Exercise description: Set each entry down verbatim, omitting images.

Data:
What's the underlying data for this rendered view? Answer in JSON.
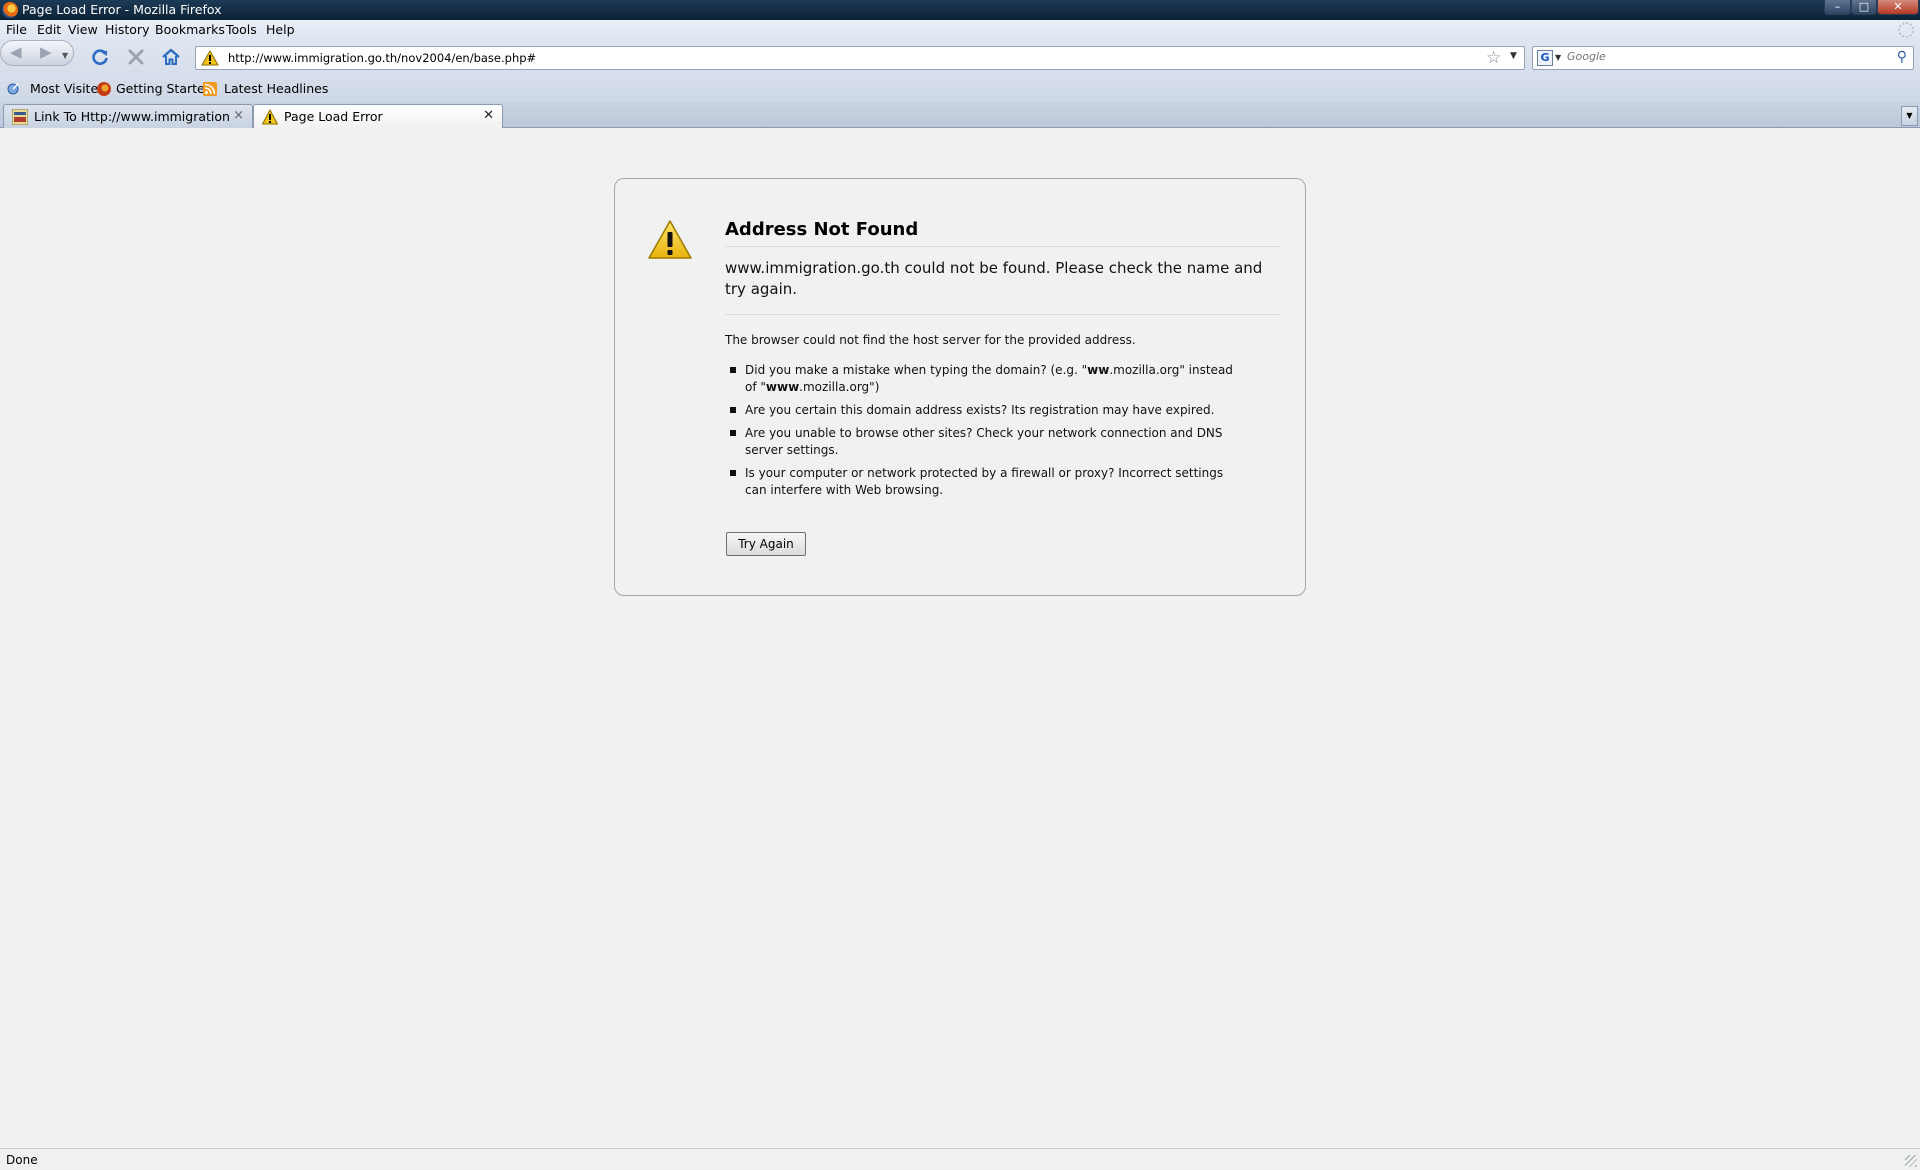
{
  "window": {
    "title": "Page Load Error - Mozilla Firefox",
    "controls": {
      "minimize": "–",
      "maximize": "□",
      "close": "✕"
    }
  },
  "menubar": {
    "items": [
      {
        "label": "File"
      },
      {
        "label": "Edit"
      },
      {
        "label": "View"
      },
      {
        "label": "History"
      },
      {
        "label": "Bookmarks"
      },
      {
        "label": "Tools"
      },
      {
        "label": "Help"
      }
    ]
  },
  "navbar": {
    "back_icon": "◀",
    "forward_icon": "▶",
    "url": "http://www.immigration.go.th/nov2004/en/base.php#",
    "star_icon": "☆",
    "dropdown_icon": "▼"
  },
  "search": {
    "engine_icon": "G",
    "placeholder": "Google",
    "magnifier_icon": "⚲"
  },
  "bookmarks": {
    "items": [
      {
        "label": "Most Visited",
        "icon": "most-visited-icon"
      },
      {
        "label": "Getting Started",
        "icon": "firefox-icon"
      },
      {
        "label": "Latest Headlines",
        "icon": "rss-icon"
      }
    ]
  },
  "tabs": [
    {
      "label": "Link To Http://www.immigration.g...",
      "icon": "site-favicon",
      "selected": false,
      "close": "×"
    },
    {
      "label": "Page Load Error",
      "icon": "warning-icon",
      "selected": true,
      "close": "✕"
    }
  ],
  "tablist_icon": "▼",
  "error": {
    "title": "Address Not Found",
    "short_desc": "www.immigration.go.th could not be found. Please check the name and try again.",
    "long_desc": "The browser could not find the host server for the provided address.",
    "suggestions": [
      {
        "parts": [
          {
            "text": "Did you make a mistake when typing the domain? (e.g. \"",
            "bold": false
          },
          {
            "text": "ww",
            "bold": true
          },
          {
            "text": ".mozilla.org\" instead of \"",
            "bold": false
          },
          {
            "text": "www",
            "bold": true
          },
          {
            "text": ".mozilla.org\")",
            "bold": false
          }
        ]
      },
      {
        "parts": [
          {
            "text": "Are you certain this domain address exists? Its registration may have expired.",
            "bold": false
          }
        ]
      },
      {
        "parts": [
          {
            "text": "Are you unable to browse other sites? Check your network connection and DNS server settings.",
            "bold": false
          }
        ]
      },
      {
        "parts": [
          {
            "text": "Is your computer or network protected by a firewall or proxy? Incorrect settings can interfere with Web browsing.",
            "bold": false
          }
        ]
      }
    ],
    "try_again_label": "Try Again"
  },
  "statusbar": {
    "text": "Done"
  },
  "colors": {
    "titlebar": "#0b2236",
    "toolbar": "#dfe6f1",
    "content_bg": "#f1f1f1",
    "warning_yellow": "#f2c318"
  }
}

Exercise result:
What's the underlying data for this rendered view? Answer in JSON.
{
  "window": {
    "title": "Page Load Error - Mozilla Firefox",
    "controls": {
      "minimize": "–",
      "maximize": "□",
      "close": "✕"
    }
  },
  "menubar": {
    "items": [
      {
        "label": "File"
      },
      {
        "label": "Edit"
      },
      {
        "label": "View"
      },
      {
        "label": "History"
      },
      {
        "label": "Bookmarks"
      },
      {
        "label": "Tools"
      },
      {
        "label": "Help"
      }
    ]
  },
  "navbar": {
    "back_icon": "◀",
    "forward_icon": "▶",
    "url": "http://www.immigration.go.th/nov2004/en/base.php#",
    "star_icon": "☆",
    "dropdown_icon": "▼"
  },
  "search": {
    "engine_icon": "G",
    "placeholder": "Google",
    "magnifier_icon": "⚲"
  },
  "bookmarks": {
    "items": [
      {
        "label": "Most Visited",
        "icon": "most-visited-icon"
      },
      {
        "label": "Getting Started",
        "icon": "firefox-icon"
      },
      {
        "label": "Latest Headlines",
        "icon": "rss-icon"
      }
    ]
  },
  "tabs": [
    {
      "label": "Link To Http://www.immigration.g...",
      "icon": "site-favicon",
      "selected": false,
      "close": "×"
    },
    {
      "label": "Page Load Error",
      "icon": "warning-icon",
      "selected": true,
      "close": "✕"
    }
  ],
  "tablist_icon": "▼",
  "error": {
    "title": "Address Not Found",
    "short_desc": "www.immigration.go.th could not be found. Please check the name and try again.",
    "long_desc": "The browser could not find the host server for the provided address.",
    "suggestions": [
      {
        "parts": [
          {
            "text": "Did you make a mistake when typing the domain? (e.g. \"",
            "bold": false
          },
          {
            "text": "ww",
            "bold": true
          },
          {
            "text": ".mozilla.org\" instead of \"",
            "bold": false
          },
          {
            "text": "www",
            "bold": true
          },
          {
            "text": ".mozilla.org\")",
            "bold": false
          }
        ]
      },
      {
        "parts": [
          {
            "text": "Are you certain this domain address exists? Its registration may have expired.",
            "bold": false
          }
        ]
      },
      {
        "parts": [
          {
            "text": "Are you unable to browse other sites? Check your network connection and DNS server settings.",
            "bold": false
          }
        ]
      },
      {
        "parts": [
          {
            "text": "Is your computer or network protected by a firewall or proxy? Incorrect settings can interfere with Web browsing.",
            "bold": false
          }
        ]
      }
    ],
    "try_again_label": "Try Again"
  },
  "statusbar": {
    "text": "Done"
  },
  "colors": {
    "titlebar": "#0b2236",
    "toolbar": "#dfe6f1",
    "content_bg": "#f1f1f1",
    "warning_yellow": "#f2c318"
  }
}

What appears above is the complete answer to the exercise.